=== WHAT IS BEING ASKED ===
Omit the pictures from the entries below and retype everything else exactly.

=== DATA FOR THE TASK ===

───

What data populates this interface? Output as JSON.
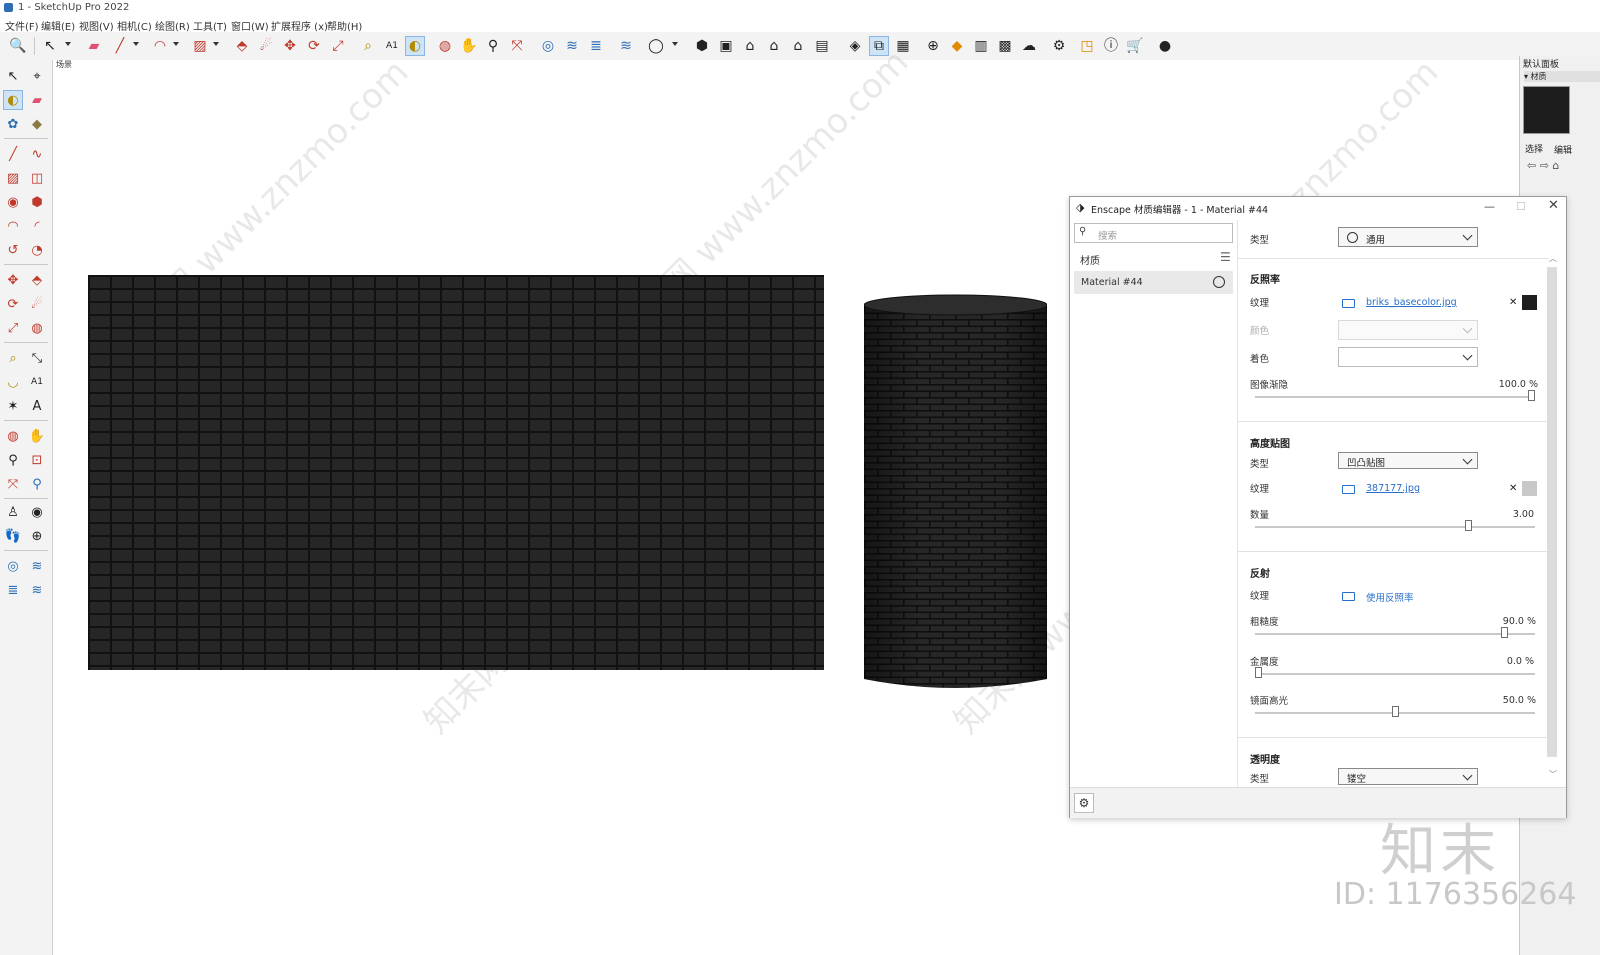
{
  "window": {
    "title": "1 - SketchUp Pro 2022"
  },
  "menu": [
    "文件(F)",
    "编辑(E)",
    "视图(V)",
    "相机(C)",
    "绘图(R)",
    "工具(T)",
    "窗口(W)",
    "扩展程序 (x)",
    "帮助(H)"
  ],
  "viewport": {
    "scene_label": "场景"
  },
  "right_panel": {
    "title": "默认面板",
    "section": "▾ 材质",
    "select_tab": "选择",
    "edit_tab": "编辑",
    "nav": "⇦ ⇨ ⌂"
  },
  "dialog": {
    "icon": "enscape-icon",
    "title": "Enscape 材质编辑器 - 1 - Material #44",
    "search_placeholder": "搜索",
    "materials_header": "材质",
    "material_item": "Material #44",
    "type_label": "类型",
    "type_value": "通用",
    "albedo": {
      "header": "反照率",
      "texture_label": "纹理",
      "texture_file": "briks_basecolor.jpg",
      "texture_swatch_color": "#1e1e1e",
      "color_label": "颜色",
      "tint_label": "着色",
      "fade_label": "图像渐隐",
      "fade_value": "100.0 %",
      "fade_level": 1.0
    },
    "height": {
      "header": "高度贴图",
      "type_label": "类型",
      "type_value": "凹凸贴图",
      "texture_label": "纹理",
      "texture_file": "387177.jpg",
      "texture_swatch_color": "#c8c8c8",
      "amount_label": "数量",
      "amount_value": "3.00",
      "amount_level": 0.77
    },
    "reflection": {
      "header": "反射",
      "texture_label": "纹理",
      "texture_link": "使用反照率",
      "roughness_label": "粗糙度",
      "roughness_value": "90.0 %",
      "roughness_level": 0.9,
      "metallic_label": "金属度",
      "metallic_value": "0.0 %",
      "metallic_level": 0.0,
      "specular_label": "镜面高光",
      "specular_value": "50.0 %",
      "specular_level": 0.5
    },
    "transparency": {
      "header": "透明度",
      "type_label": "类型",
      "type_value": "镂空"
    }
  },
  "watermark": {
    "brand": "知末",
    "id": "ID: 1176356264",
    "diagonal": "知末网 www.znzmo.com"
  }
}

───

=== TASK SOLUTION ===
What data populates this interface? Output as JSON.
{
  "window": {
    "title": "1 - SketchUp Pro 2022"
  },
  "menu": [
    "文件(F)",
    "编辑(E)",
    "视图(V)",
    "相机(C)",
    "绘图(R)",
    "工具(T)",
    "窗口(W)",
    "扩展程序 (x)",
    "帮助(H)"
  ],
  "viewport": {
    "scene_label": "场景"
  },
  "right_panel": {
    "title": "默认面板",
    "section": "▾ 材质",
    "select_tab": "选择",
    "edit_tab": "编辑",
    "nav": "⇦ ⇨ ⌂"
  },
  "dialog": {
    "icon": "enscape-icon",
    "title": "Enscape 材质编辑器 - 1 - Material #44",
    "search_placeholder": "搜索",
    "materials_header": "材质",
    "material_item": "Material #44",
    "type_label": "类型",
    "type_value": "通用",
    "albedo": {
      "header": "反照率",
      "texture_label": "纹理",
      "texture_file": "briks_basecolor.jpg",
      "texture_swatch_color": "#1e1e1e",
      "color_label": "颜色",
      "tint_label": "着色",
      "fade_label": "图像渐隐",
      "fade_value": "100.0 %",
      "fade_level": 1.0
    },
    "height": {
      "header": "高度贴图",
      "type_label": "类型",
      "type_value": "凹凸贴图",
      "texture_label": "纹理",
      "texture_file": "387177.jpg",
      "texture_swatch_color": "#c8c8c8",
      "amount_label": "数量",
      "amount_value": "3.00",
      "amount_level": 0.77
    },
    "reflection": {
      "header": "反射",
      "texture_label": "纹理",
      "texture_link": "使用反照率",
      "roughness_label": "粗糙度",
      "roughness_value": "90.0 %",
      "roughness_level": 0.9,
      "metallic_label": "金属度",
      "metallic_value": "0.0 %",
      "metallic_level": 0.0,
      "specular_label": "镜面高光",
      "specular_value": "50.0 %",
      "specular_level": 0.5
    },
    "transparency": {
      "header": "透明度",
      "type_label": "类型",
      "type_value": "镂空"
    }
  },
  "watermark": {
    "brand": "知末",
    "id": "ID: 1176356264",
    "diagonal": "知末网 www.znzmo.com"
  }
}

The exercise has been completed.